- _STORED DATA_:
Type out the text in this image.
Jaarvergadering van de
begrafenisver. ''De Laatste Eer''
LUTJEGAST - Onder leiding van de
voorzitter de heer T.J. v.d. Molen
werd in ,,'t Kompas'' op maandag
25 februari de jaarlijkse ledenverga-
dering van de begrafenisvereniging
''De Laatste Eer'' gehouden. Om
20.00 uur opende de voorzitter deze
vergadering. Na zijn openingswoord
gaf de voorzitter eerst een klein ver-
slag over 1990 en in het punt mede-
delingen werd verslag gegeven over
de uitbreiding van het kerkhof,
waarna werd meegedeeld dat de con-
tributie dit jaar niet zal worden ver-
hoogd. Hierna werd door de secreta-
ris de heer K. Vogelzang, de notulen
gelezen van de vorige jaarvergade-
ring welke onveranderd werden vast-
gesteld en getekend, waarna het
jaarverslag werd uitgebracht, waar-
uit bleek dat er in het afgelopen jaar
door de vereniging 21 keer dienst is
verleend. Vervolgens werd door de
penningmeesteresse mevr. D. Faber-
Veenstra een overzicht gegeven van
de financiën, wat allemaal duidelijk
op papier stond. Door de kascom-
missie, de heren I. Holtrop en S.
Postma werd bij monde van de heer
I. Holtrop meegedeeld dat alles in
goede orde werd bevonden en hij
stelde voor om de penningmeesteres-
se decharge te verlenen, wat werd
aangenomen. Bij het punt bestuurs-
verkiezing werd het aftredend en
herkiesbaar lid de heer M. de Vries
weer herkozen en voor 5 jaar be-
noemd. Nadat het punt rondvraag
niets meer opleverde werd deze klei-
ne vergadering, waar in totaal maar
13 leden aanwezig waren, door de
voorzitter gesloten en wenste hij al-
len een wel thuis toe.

- _TASK INSTRUCTIONS_: Your answer should be the full set of records above, restated exactly.

- _SOLUTION_:
Type out the text in this image.
Jaarvergadering van de
begrafenisver. ''De Laatste Eer''
LUTJEGAST - Onder leiding van de
voorzitter de heer T.J. v.d. Molen
werd in ,,'t Kompas'' op maandag
25 februari de jaarlijkse ledenverga-
dering van de begrafenisvereniging
''De Laatste Eer'' gehouden. Om
20.00 uur opende de voorzitter deze
vergadering. Na zijn openingswoord
gaf de voorzitter eerst een klein ver-
slag over 1990 en in het punt mede-
delingen werd verslag gegeven over
de uitbreiding van het kerkhof,
waarna werd meegedeeld dat de con-
tributie dit jaar niet zal worden ver-
hoogd. Hierna werd door de secreta-
ris de heer K. Vogelzang, de notulen
gelezen van de vorige jaarvergade-
ring welke onveranderd werden vast-
gesteld en getekend, waarna het
jaarverslag werd uitgebracht, waar-
uit bleek dat er in het afgelopen jaar
door de vereniging 21 keer dienst is
verleend. Vervolgens werd door de
penningmeesteresse mevr. D. Faber-
Veenstra een overzicht gegeven van
de financiën, wat allemaal duidelijk
op papier stond. Door de kascom-
missie, de heren I. Holtrop en S.
Postma werd bij monde van de heer
I. Holtrop meegedeeld dat alles in
goede orde werd bevonden en hij
stelde voor om de penningmeesteres-
se decharge te verlenen, wat werd
aangenomen. Bij het punt bestuurs-
verkiezing werd het aftredend en
herkiesbaar lid de heer M. de Vries
weer herkozen en voor 5 jaar be-
noemd. Nadat het punt rondvraag
niets meer opleverde werd deze klei-
ne vergadering, waar in totaal maar
13 leden aanwezig waren, door de
voorzitter gesloten en wenste hij al-
len een wel thuis toe.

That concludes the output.